— Begin —

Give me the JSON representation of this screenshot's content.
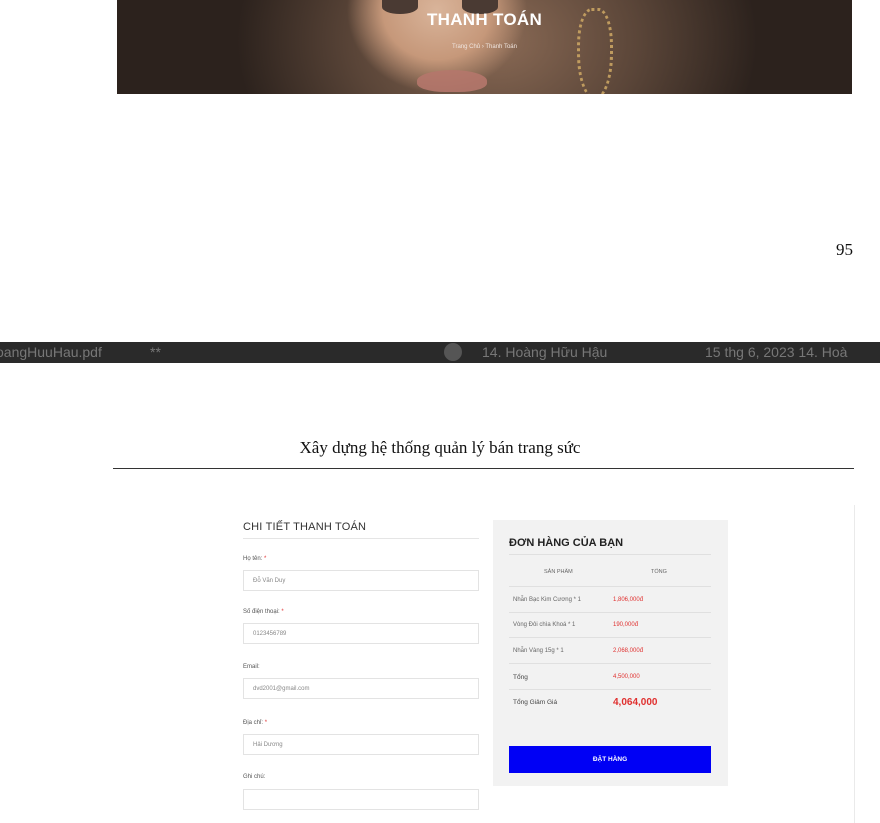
{
  "hero": {
    "title": "THANH TOÁN",
    "breadcrumb": [
      "Trang Chủ",
      "Thanh Toán"
    ],
    "breadcrumb_sep": "›"
  },
  "page_number": "95",
  "viewer": {
    "file_name": "oangHuuHau.pdf",
    "dots": "**",
    "author": "14. Hoàng Hữu Hậu",
    "date": "15 thg 6, 2023 14. Hoà"
  },
  "document": {
    "title": "Xây dựng hệ thống quản lý bán trang sức"
  },
  "billing": {
    "title": "CHI TIẾT THANH TOÁN",
    "required_mark": "*",
    "fields": [
      {
        "label": "Họ tên:",
        "value": "Đỗ Văn Duy"
      },
      {
        "label": "Số điện thoại:",
        "value": "0123456789"
      },
      {
        "label": "Email:",
        "value": "dvd2001@gmail.com"
      },
      {
        "label": "Địa chỉ:",
        "value": "Hải Dương"
      },
      {
        "label": "Ghi chú:",
        "value": ""
      }
    ]
  },
  "order": {
    "title": "ĐƠN HÀNG CỦA BẠN",
    "col_product": "SẢN PHẨM",
    "col_total": "TỔNG",
    "items": [
      {
        "name": "Nhẫn Bạc Kim Cương * 1",
        "price": "1,806,000đ"
      },
      {
        "name": "Vòng Đôi chìa Khoá * 1",
        "price": "190,000đ"
      },
      {
        "name": "Nhẫn Vàng 15g * 1",
        "price": "2,068,000đ"
      }
    ],
    "subtotal_label": "Tổng",
    "subtotal_value": "4,500,000",
    "discount_label": "Tổng Giảm Giá",
    "discount_value": "4,064,000",
    "button": "ĐẶT HÀNG"
  }
}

— End —

→ THE TASK:
Above are lines of data; state how many of them contain the word "price", with no other output.

→ EXERCISE RESPONSE:
3